▸ **Task**: Copy out the entries exactly, from the first line to the last.
▶
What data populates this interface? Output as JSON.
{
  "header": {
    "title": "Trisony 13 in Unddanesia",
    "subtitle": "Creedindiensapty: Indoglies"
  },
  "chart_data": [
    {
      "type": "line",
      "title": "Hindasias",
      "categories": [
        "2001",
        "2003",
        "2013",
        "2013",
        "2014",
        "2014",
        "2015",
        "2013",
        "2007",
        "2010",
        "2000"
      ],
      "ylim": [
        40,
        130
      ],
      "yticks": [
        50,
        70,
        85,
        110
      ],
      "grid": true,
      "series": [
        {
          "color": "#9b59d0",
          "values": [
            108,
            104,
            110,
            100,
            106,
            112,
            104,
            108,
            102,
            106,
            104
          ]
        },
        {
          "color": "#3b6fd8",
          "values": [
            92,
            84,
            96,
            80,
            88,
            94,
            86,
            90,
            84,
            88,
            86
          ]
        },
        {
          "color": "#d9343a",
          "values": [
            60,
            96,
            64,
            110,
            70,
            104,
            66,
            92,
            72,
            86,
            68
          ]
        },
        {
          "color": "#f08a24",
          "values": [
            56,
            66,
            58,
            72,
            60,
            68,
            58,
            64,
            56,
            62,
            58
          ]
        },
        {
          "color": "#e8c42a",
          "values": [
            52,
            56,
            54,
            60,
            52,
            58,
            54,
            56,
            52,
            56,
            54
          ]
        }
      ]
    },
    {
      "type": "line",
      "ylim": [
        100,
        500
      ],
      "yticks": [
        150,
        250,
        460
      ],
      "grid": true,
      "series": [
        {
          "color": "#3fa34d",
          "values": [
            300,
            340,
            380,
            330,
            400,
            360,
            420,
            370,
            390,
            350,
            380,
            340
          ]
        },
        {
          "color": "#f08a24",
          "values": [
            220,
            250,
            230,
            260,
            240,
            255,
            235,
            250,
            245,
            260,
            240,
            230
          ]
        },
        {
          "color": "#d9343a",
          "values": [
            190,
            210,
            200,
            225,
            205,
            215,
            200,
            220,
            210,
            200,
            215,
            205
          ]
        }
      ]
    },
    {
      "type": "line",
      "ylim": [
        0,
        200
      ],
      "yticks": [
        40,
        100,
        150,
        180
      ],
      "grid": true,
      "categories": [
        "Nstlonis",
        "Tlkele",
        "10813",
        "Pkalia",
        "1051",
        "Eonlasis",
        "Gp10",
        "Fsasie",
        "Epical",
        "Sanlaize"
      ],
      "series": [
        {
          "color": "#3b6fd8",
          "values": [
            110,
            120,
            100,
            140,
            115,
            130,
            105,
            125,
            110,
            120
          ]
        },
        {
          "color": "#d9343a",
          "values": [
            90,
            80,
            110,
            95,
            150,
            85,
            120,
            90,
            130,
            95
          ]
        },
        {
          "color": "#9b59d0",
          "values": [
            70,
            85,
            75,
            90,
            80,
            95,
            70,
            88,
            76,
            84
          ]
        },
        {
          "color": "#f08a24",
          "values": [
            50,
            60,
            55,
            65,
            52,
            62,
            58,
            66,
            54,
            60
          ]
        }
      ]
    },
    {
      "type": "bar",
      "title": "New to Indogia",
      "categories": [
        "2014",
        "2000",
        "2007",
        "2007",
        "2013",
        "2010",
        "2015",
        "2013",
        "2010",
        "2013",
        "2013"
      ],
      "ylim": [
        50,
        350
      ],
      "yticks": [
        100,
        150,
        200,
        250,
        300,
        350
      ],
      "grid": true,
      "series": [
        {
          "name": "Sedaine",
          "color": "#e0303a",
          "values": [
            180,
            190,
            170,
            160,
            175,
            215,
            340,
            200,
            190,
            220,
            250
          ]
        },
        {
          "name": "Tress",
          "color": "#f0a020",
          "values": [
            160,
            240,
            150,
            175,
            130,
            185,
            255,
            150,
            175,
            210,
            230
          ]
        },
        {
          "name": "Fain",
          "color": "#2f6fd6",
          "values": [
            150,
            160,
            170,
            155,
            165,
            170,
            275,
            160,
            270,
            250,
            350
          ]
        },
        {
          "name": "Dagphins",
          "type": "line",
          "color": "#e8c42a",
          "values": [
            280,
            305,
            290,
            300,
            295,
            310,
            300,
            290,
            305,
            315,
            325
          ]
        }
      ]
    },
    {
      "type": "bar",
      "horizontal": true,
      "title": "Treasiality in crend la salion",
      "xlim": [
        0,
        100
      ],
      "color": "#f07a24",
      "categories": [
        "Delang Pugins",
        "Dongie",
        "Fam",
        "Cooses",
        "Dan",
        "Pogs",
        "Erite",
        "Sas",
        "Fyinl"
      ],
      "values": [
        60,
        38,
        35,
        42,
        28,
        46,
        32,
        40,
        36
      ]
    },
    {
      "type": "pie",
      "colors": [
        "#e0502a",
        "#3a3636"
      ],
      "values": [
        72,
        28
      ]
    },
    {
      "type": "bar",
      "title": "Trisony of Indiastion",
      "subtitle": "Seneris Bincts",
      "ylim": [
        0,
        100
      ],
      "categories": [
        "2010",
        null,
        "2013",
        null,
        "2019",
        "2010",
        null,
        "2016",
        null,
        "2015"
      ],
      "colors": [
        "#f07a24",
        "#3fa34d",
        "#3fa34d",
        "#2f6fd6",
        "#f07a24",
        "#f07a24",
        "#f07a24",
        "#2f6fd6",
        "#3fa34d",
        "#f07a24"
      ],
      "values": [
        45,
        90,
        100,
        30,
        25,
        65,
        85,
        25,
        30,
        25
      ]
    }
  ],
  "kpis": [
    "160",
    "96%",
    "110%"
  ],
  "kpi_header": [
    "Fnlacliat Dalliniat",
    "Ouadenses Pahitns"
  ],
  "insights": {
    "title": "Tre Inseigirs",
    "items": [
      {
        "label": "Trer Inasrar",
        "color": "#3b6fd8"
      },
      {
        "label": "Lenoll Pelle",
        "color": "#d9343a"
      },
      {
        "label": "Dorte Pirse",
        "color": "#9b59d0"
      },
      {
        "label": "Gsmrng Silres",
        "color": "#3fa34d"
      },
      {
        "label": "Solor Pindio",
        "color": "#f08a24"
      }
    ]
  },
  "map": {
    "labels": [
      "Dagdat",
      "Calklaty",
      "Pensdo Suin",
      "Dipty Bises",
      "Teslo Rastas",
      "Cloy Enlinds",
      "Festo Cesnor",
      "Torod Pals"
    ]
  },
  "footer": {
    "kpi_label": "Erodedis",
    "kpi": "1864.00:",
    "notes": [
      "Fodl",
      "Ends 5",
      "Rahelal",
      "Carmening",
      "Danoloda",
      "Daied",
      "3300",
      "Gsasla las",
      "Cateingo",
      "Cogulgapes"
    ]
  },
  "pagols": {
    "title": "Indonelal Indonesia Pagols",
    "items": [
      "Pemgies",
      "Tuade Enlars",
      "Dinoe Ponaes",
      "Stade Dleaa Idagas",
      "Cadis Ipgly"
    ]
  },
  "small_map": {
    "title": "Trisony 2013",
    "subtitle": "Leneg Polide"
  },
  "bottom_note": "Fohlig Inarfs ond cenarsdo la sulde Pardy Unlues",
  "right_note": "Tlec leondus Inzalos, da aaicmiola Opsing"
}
◀
▸ **Result for this exercise**:
What data populates this interface? Output as JSON.
{
  "header": {
    "title": "Trisony 13 in Unddanesia",
    "subtitle": "Creedindiensapty: Indoglies"
  },
  "chart_data": [
    {
      "type": "line",
      "title": "Hindasias",
      "categories": [
        "2001",
        "2003",
        "2013",
        "2013",
        "2014",
        "2014",
        "2015",
        "2013",
        "2007",
        "2010",
        "2000"
      ],
      "ylim": [
        40,
        130
      ],
      "yticks": [
        50,
        70,
        85,
        110
      ],
      "grid": true,
      "series": [
        {
          "color": "#9b59d0",
          "values": [
            108,
            104,
            110,
            100,
            106,
            112,
            104,
            108,
            102,
            106,
            104
          ]
        },
        {
          "color": "#3b6fd8",
          "values": [
            92,
            84,
            96,
            80,
            88,
            94,
            86,
            90,
            84,
            88,
            86
          ]
        },
        {
          "color": "#d9343a",
          "values": [
            60,
            96,
            64,
            110,
            70,
            104,
            66,
            92,
            72,
            86,
            68
          ]
        },
        {
          "color": "#f08a24",
          "values": [
            56,
            66,
            58,
            72,
            60,
            68,
            58,
            64,
            56,
            62,
            58
          ]
        },
        {
          "color": "#e8c42a",
          "values": [
            52,
            56,
            54,
            60,
            52,
            58,
            54,
            56,
            52,
            56,
            54
          ]
        }
      ]
    },
    {
      "type": "line",
      "ylim": [
        100,
        500
      ],
      "yticks": [
        150,
        250,
        460
      ],
      "grid": true,
      "series": [
        {
          "color": "#3fa34d",
          "values": [
            300,
            340,
            380,
            330,
            400,
            360,
            420,
            370,
            390,
            350,
            380,
            340
          ]
        },
        {
          "color": "#f08a24",
          "values": [
            220,
            250,
            230,
            260,
            240,
            255,
            235,
            250,
            245,
            260,
            240,
            230
          ]
        },
        {
          "color": "#d9343a",
          "values": [
            190,
            210,
            200,
            225,
            205,
            215,
            200,
            220,
            210,
            200,
            215,
            205
          ]
        }
      ]
    },
    {
      "type": "line",
      "ylim": [
        0,
        200
      ],
      "yticks": [
        40,
        100,
        150,
        180
      ],
      "grid": true,
      "categories": [
        "Nstlonis",
        "Tlkele",
        "10813",
        "Pkalia",
        "1051",
        "Eonlasis",
        "Gp10",
        "Fsasie",
        "Epical",
        "Sanlaize"
      ],
      "series": [
        {
          "color": "#3b6fd8",
          "values": [
            110,
            120,
            100,
            140,
            115,
            130,
            105,
            125,
            110,
            120
          ]
        },
        {
          "color": "#d9343a",
          "values": [
            90,
            80,
            110,
            95,
            150,
            85,
            120,
            90,
            130,
            95
          ]
        },
        {
          "color": "#9b59d0",
          "values": [
            70,
            85,
            75,
            90,
            80,
            95,
            70,
            88,
            76,
            84
          ]
        },
        {
          "color": "#f08a24",
          "values": [
            50,
            60,
            55,
            65,
            52,
            62,
            58,
            66,
            54,
            60
          ]
        }
      ]
    },
    {
      "type": "bar",
      "title": "New to Indogia",
      "categories": [
        "2014",
        "2000",
        "2007",
        "2007",
        "2013",
        "2010",
        "2015",
        "2013",
        "2010",
        "2013",
        "2013"
      ],
      "ylim": [
        50,
        350
      ],
      "yticks": [
        100,
        150,
        200,
        250,
        300,
        350
      ],
      "grid": true,
      "series": [
        {
          "name": "Sedaine",
          "color": "#e0303a",
          "values": [
            180,
            190,
            170,
            160,
            175,
            215,
            340,
            200,
            190,
            220,
            250
          ]
        },
        {
          "name": "Tress",
          "color": "#f0a020",
          "values": [
            160,
            240,
            150,
            175,
            130,
            185,
            255,
            150,
            175,
            210,
            230
          ]
        },
        {
          "name": "Fain",
          "color": "#2f6fd6",
          "values": [
            150,
            160,
            170,
            155,
            165,
            170,
            275,
            160,
            270,
            250,
            350
          ]
        },
        {
          "name": "Dagphins",
          "type": "line",
          "color": "#e8c42a",
          "values": [
            280,
            305,
            290,
            300,
            295,
            310,
            300,
            290,
            305,
            315,
            325
          ]
        }
      ]
    },
    {
      "type": "bar",
      "horizontal": true,
      "title": "Treasiality in crend la salion",
      "xlim": [
        0,
        100
      ],
      "color": "#f07a24",
      "categories": [
        "Delang Pugins",
        "Dongie",
        "Fam",
        "Cooses",
        "Dan",
        "Pogs",
        "Erite",
        "Sas",
        "Fyinl"
      ],
      "values": [
        60,
        38,
        35,
        42,
        28,
        46,
        32,
        40,
        36
      ]
    },
    {
      "type": "pie",
      "colors": [
        "#e0502a",
        "#3a3636"
      ],
      "values": [
        72,
        28
      ]
    },
    {
      "type": "bar",
      "title": "Trisony of Indiastion",
      "subtitle": "Seneris Bincts",
      "ylim": [
        0,
        100
      ],
      "categories": [
        "2010",
        null,
        "2013",
        null,
        "2019",
        "2010",
        null,
        "2016",
        null,
        "2015"
      ],
      "colors": [
        "#f07a24",
        "#3fa34d",
        "#3fa34d",
        "#2f6fd6",
        "#f07a24",
        "#f07a24",
        "#f07a24",
        "#2f6fd6",
        "#3fa34d",
        "#f07a24"
      ],
      "values": [
        45,
        90,
        100,
        30,
        25,
        65,
        85,
        25,
        30,
        25
      ]
    }
  ],
  "kpis": [
    "160",
    "96%",
    "110%"
  ],
  "kpi_header": [
    "Fnlacliat Dalliniat",
    "Ouadenses Pahitns"
  ],
  "insights": {
    "title": "Tre Inseigirs",
    "items": [
      {
        "label": "Trer Inasrar",
        "color": "#3b6fd8"
      },
      {
        "label": "Lenoll Pelle",
        "color": "#d9343a"
      },
      {
        "label": "Dorte Pirse",
        "color": "#9b59d0"
      },
      {
        "label": "Gsmrng Silres",
        "color": "#3fa34d"
      },
      {
        "label": "Solor Pindio",
        "color": "#f08a24"
      }
    ]
  },
  "map": {
    "labels": [
      "Dagdat",
      "Calklaty",
      "Pensdo Suin",
      "Dipty Bises",
      "Teslo Rastas",
      "Cloy Enlinds",
      "Festo Cesnor",
      "Torod Pals"
    ]
  },
  "footer": {
    "kpi_label": "Erodedis",
    "kpi": "1864.00:",
    "notes": [
      "Fodl",
      "Ends 5",
      "Rahelal",
      "Carmening",
      "Danoloda",
      "Daied",
      "3300",
      "Gsasla las",
      "Cateingo",
      "Cogulgapes"
    ]
  },
  "pagols": {
    "title": "Indonelal Indonesia Pagols",
    "items": [
      "Pemgies",
      "Tuade Enlars",
      "Dinoe Ponaes",
      "Stade Dleaa Idagas",
      "Cadis Ipgly"
    ]
  },
  "small_map": {
    "title": "Trisony 2013",
    "subtitle": "Leneg Polide"
  },
  "bottom_note": "Fohlig Inarfs ond cenarsdo la sulde Pardy Unlues",
  "right_note": "Tlec leondus Inzalos, da aaicmiola Opsing"
}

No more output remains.